● **Task item**
Please list every city named in the interview excerpt about Atlanta's startup scene below.

We visited 22 people within three days. When you think of the Engage fund, it grew out of a criticism that came from those in Silicon Valley. That was basically that we have the third largest concentration of Fortune 500 companies in America, but they were not utilizing their resources to help startups — and that was very different from San Francisco, Palo Alto, and other cities out West where they would have parts of their business set aside as a network to help startups.
Well, if you know the folks in Atlanta, we’re very diverse and rich when it comes to our large businesses. As mayor, I was able to socialize this idea that we needed to have some part of the business that focused on this startup area and we needed to have folks that embraced them. So it was really intentional.
When you look at Engage, the leaders of that initiative came out of Atlanta Committee for Progress. All of that direct connectivity came out of that conversation.
One of Atlanta’s strengths that you’ve talked about is how we have a diverse ecosystem as compared to other technology hubs. How can the city and local leaders help foster that?
I think we can help foster it, mostly by living it. All of us have circles of influence — one of the things that I talked about during my conversation [at Made in Atlanta] a few weeks ago is that the biggest thing that we can do in Atlanta around diversity and inclusion is to make it attractive socially. Because to the extent that it’s something that you seek and something you enjoy, it becomes less a part of a program that feels forced.

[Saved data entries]
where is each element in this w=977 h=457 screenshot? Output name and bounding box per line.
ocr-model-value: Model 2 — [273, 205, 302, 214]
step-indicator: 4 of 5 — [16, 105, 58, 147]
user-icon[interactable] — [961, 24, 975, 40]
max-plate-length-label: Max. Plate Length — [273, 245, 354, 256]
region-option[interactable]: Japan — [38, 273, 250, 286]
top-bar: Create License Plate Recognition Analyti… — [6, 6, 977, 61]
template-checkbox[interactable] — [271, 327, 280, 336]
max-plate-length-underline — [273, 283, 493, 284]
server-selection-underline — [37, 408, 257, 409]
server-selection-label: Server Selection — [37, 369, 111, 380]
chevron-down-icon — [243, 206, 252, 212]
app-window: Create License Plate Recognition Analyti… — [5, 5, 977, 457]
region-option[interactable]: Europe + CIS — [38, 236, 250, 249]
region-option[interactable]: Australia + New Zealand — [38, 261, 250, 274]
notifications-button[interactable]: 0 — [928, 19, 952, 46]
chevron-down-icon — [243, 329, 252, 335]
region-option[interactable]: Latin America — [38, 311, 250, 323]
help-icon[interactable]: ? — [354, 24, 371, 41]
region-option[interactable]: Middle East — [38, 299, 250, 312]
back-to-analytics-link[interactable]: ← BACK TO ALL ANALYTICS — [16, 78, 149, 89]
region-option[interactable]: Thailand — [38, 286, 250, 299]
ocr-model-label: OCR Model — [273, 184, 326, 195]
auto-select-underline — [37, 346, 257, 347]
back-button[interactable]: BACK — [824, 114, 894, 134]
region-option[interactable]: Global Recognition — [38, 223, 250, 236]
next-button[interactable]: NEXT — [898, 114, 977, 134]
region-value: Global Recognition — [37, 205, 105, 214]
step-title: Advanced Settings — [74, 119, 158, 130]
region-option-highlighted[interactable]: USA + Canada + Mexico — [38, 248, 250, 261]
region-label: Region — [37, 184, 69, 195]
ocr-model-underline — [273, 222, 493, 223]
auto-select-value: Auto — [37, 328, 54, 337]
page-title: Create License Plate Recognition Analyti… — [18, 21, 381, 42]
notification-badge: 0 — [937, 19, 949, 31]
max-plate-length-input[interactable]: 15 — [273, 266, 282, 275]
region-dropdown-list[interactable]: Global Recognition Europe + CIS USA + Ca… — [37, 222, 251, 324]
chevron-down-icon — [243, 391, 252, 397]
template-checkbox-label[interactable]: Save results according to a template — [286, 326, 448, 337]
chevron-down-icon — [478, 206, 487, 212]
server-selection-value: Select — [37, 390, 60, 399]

● **Response**
Atlanta, San Francisco, Palo Alto